===== RECORDED INFORMATION
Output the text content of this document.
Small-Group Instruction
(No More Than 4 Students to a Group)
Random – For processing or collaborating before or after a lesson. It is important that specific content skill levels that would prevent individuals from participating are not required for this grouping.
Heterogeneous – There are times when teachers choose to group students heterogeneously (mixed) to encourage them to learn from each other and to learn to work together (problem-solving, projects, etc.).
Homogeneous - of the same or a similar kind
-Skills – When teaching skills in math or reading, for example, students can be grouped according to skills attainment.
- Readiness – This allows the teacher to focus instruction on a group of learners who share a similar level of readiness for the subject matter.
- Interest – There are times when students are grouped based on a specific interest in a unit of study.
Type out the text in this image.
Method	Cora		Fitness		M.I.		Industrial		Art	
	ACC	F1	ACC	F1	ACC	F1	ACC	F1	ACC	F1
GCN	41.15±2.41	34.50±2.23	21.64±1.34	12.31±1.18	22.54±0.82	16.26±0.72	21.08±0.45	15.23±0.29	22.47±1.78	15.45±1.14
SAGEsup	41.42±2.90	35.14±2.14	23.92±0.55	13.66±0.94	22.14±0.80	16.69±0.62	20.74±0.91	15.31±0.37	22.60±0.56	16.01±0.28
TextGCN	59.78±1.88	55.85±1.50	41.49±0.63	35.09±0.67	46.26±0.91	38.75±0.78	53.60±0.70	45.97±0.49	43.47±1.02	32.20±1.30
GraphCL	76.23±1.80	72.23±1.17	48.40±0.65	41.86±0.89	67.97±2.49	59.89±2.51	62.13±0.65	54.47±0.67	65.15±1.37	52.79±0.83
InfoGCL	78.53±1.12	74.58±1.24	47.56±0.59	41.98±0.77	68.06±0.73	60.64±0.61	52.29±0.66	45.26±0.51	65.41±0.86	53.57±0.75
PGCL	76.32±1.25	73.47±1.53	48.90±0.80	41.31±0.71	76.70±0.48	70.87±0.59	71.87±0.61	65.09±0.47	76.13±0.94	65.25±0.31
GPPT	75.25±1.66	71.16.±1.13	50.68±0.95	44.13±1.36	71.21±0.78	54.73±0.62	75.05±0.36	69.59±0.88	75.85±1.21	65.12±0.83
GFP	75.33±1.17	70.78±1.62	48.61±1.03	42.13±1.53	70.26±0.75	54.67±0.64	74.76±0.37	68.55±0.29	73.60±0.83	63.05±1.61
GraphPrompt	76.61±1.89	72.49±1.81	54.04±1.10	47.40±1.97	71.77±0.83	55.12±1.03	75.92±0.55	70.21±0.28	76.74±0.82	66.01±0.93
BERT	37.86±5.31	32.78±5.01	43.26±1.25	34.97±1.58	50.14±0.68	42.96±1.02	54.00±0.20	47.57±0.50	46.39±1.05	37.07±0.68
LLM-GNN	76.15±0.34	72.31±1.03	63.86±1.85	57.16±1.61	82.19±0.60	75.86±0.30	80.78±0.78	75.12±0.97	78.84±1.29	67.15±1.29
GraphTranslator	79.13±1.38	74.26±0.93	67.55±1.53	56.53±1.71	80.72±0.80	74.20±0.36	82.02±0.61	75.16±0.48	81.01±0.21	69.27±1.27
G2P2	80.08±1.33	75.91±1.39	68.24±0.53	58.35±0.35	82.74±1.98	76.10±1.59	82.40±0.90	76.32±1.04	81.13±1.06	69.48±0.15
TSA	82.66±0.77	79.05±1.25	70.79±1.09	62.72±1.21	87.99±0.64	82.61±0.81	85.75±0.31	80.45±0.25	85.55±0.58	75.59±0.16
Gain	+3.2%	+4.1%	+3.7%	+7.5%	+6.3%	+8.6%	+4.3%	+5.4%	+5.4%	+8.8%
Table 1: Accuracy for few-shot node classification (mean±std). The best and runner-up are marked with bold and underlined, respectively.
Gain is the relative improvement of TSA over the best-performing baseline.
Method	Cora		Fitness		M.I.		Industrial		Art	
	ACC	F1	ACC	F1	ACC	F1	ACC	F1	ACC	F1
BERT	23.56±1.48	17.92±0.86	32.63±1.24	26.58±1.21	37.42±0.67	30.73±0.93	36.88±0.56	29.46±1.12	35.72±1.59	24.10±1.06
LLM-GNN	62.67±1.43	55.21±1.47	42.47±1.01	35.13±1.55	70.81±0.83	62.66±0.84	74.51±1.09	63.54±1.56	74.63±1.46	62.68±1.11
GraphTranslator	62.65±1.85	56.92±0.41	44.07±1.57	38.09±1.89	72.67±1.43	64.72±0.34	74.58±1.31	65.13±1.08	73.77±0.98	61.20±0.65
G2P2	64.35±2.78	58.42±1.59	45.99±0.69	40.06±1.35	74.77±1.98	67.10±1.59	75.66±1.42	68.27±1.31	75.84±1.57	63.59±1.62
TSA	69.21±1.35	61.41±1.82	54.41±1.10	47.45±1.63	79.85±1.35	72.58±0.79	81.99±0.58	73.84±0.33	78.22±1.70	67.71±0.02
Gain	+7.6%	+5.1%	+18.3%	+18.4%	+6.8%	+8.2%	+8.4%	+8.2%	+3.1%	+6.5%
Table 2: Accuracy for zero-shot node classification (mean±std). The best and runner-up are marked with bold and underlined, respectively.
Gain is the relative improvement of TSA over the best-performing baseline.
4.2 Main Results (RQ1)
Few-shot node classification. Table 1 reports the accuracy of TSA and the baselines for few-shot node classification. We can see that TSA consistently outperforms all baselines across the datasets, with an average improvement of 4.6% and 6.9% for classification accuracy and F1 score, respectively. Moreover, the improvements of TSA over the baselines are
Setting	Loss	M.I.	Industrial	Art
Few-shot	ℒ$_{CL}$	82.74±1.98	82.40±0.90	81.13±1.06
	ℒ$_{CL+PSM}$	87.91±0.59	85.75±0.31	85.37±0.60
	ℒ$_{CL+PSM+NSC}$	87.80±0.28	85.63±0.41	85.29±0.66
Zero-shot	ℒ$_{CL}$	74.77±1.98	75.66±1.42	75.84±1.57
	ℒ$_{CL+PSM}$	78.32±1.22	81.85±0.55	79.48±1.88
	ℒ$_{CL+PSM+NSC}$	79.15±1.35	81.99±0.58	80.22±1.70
==========
EXERCISE TASK
Send back every record, precisely as written.

SOLUTION TO THIS PROBLEM
Output the text content of this document.
Small-Group Instruction
(No More Than 4 Students to a Group)
Random – For processing or collaborating before or after a lesson. It is important that specific content skill levels that would prevent individuals from participating are not required for this grouping.
Heterogeneous – There are times when teachers choose to group students heterogeneously (mixed) to encourage them to learn from each other and to learn to work together (problem-solving, projects, etc.).
Homogeneous - of the same or a similar kind
-Skills – When teaching skills in math or reading, for example, students can be grouped according to skills attainment.
- Readiness – This allows the teacher to focus instruction on a group of learners who share a similar level of readiness for the subject matter.
- Interest – There are times when students are grouped based on a specific interest in a unit of study.
Type out the text in this image.
Method	Cora		Fitness		M.I.		Industrial		Art	
	ACC	F1	ACC	F1	ACC	F1	ACC	F1	ACC	F1
GCN	41.15±2.41	34.50±2.23	21.64±1.34	12.31±1.18	22.54±0.82	16.26±0.72	21.08±0.45	15.23±0.29	22.47±1.78	15.45±1.14
SAGEsup	41.42±2.90	35.14±2.14	23.92±0.55	13.66±0.94	22.14±0.80	16.69±0.62	20.74±0.91	15.31±0.37	22.60±0.56	16.01±0.28
TextGCN	59.78±1.88	55.85±1.50	41.49±0.63	35.09±0.67	46.26±0.91	38.75±0.78	53.60±0.70	45.97±0.49	43.47±1.02	32.20±1.30
GraphCL	76.23±1.80	72.23±1.17	48.40±0.65	41.86±0.89	67.97±2.49	59.89±2.51	62.13±0.65	54.47±0.67	65.15±1.37	52.79±0.83
InfoGCL	78.53±1.12	74.58±1.24	47.56±0.59	41.98±0.77	68.06±0.73	60.64±0.61	52.29±0.66	45.26±0.51	65.41±0.86	53.57±0.75
PGCL	76.32±1.25	73.47±1.53	48.90±0.80	41.31±0.71	76.70±0.48	70.87±0.59	71.87±0.61	65.09±0.47	76.13±0.94	65.25±0.31
GPPT	75.25±1.66	71.16.±1.13	50.68±0.95	44.13±1.36	71.21±0.78	54.73±0.62	75.05±0.36	69.59±0.88	75.85±1.21	65.12±0.83
GFP	75.33±1.17	70.78±1.62	48.61±1.03	42.13±1.53	70.26±0.75	54.67±0.64	74.76±0.37	68.55±0.29	73.60±0.83	63.05±1.61
GraphPrompt	76.61±1.89	72.49±1.81	54.04±1.10	47.40±1.97	71.77±0.83	55.12±1.03	75.92±0.55	70.21±0.28	76.74±0.82	66.01±0.93
BERT	37.86±5.31	32.78±5.01	43.26±1.25	34.97±1.58	50.14±0.68	42.96±1.02	54.00±0.20	47.57±0.50	46.39±1.05	37.07±0.68
LLM-GNN	76.15±0.34	72.31±1.03	63.86±1.85	57.16±1.61	82.19±0.60	75.86±0.30	80.78±0.78	75.12±0.97	78.84±1.29	67.15±1.29
GraphTranslator	79.13±1.38	74.26±0.93	67.55±1.53	56.53±1.71	80.72±0.80	74.20±0.36	82.02±0.61	75.16±0.48	81.01±0.21	69.27±1.27
G2P2	80.08±1.33	75.91±1.39	68.24±0.53	58.35±0.35	82.74±1.98	76.10±1.59	82.40±0.90	76.32±1.04	81.13±1.06	69.48±0.15
TSA	82.66±0.77	79.05±1.25	70.79±1.09	62.72±1.21	87.99±0.64	82.61±0.81	85.75±0.31	80.45±0.25	85.55±0.58	75.59±0.16
Gain	+3.2%	+4.1%	+3.7%	+7.5%	+6.3%	+8.6%	+4.3%	+5.4%	+5.4%	+8.8%
Table 1: Accuracy for few-shot node classification (mean±std). The best and runner-up are marked with bold and underlined, respectively.
Gain is the relative improvement of TSA over the best-performing baseline.
Method	Cora		Fitness		M.I.		Industrial		Art	
	ACC	F1	ACC	F1	ACC	F1	ACC	F1	ACC	F1
BERT	23.56±1.48	17.92±0.86	32.63±1.24	26.58±1.21	37.42±0.67	30.73±0.93	36.88±0.56	29.46±1.12	35.72±1.59	24.10±1.06
LLM-GNN	62.67±1.43	55.21±1.47	42.47±1.01	35.13±1.55	70.81±0.83	62.66±0.84	74.51±1.09	63.54±1.56	74.63±1.46	62.68±1.11
GraphTranslator	62.65±1.85	56.92±0.41	44.07±1.57	38.09±1.89	72.67±1.43	64.72±0.34	74.58±1.31	65.13±1.08	73.77±0.98	61.20±0.65
G2P2	64.35±2.78	58.42±1.59	45.99±0.69	40.06±1.35	74.77±1.98	67.10±1.59	75.66±1.42	68.27±1.31	75.84±1.57	63.59±1.62
TSA	69.21±1.35	61.41±1.82	54.41±1.10	47.45±1.63	79.85±1.35	72.58±0.79	81.99±0.58	73.84±0.33	78.22±1.70	67.71±0.02
Gain	+7.6%	+5.1%	+18.3%	+18.4%	+6.8%	+8.2%	+8.4%	+8.2%	+3.1%	+6.5%
Table 2: Accuracy for zero-shot node classification (mean±std). The best and runner-up are marked with bold and underlined, respectively.
Gain is the relative improvement of TSA over the best-performing baseline.
4.2 Main Results (RQ1)
Few-shot node classification. Table 1 reports the accuracy of TSA and the baselines for few-shot node classification. We can see that TSA consistently outperforms all baselines across the datasets, with an average improvement of 4.6% and 6.9% for classification accuracy and F1 score, respectively. Moreover, the improvements of TSA over the baselines are
Setting	Loss	M.I.	Industrial	Art
Few-shot	ℒ$_{CL}$	82.74±1.98	82.40±0.90	81.13±1.06
	ℒ$_{CL+PSM}$	87.91±0.59	85.75±0.31	85.37±0.60
	ℒ$_{CL+PSM+NSC}$	87.80±0.28	85.63±0.41	85.29±0.66
Zero-shot	ℒ$_{CL}$	74.77±1.98	75.66±1.42	75.84±1.57
	ℒ$_{CL+PSM}$	78.32±1.22	81.85±0.55	79.48±1.88
	ℒ$_{CL+PSM+NSC}$	79.15±1.35	81.99±0.58	80.22±1.70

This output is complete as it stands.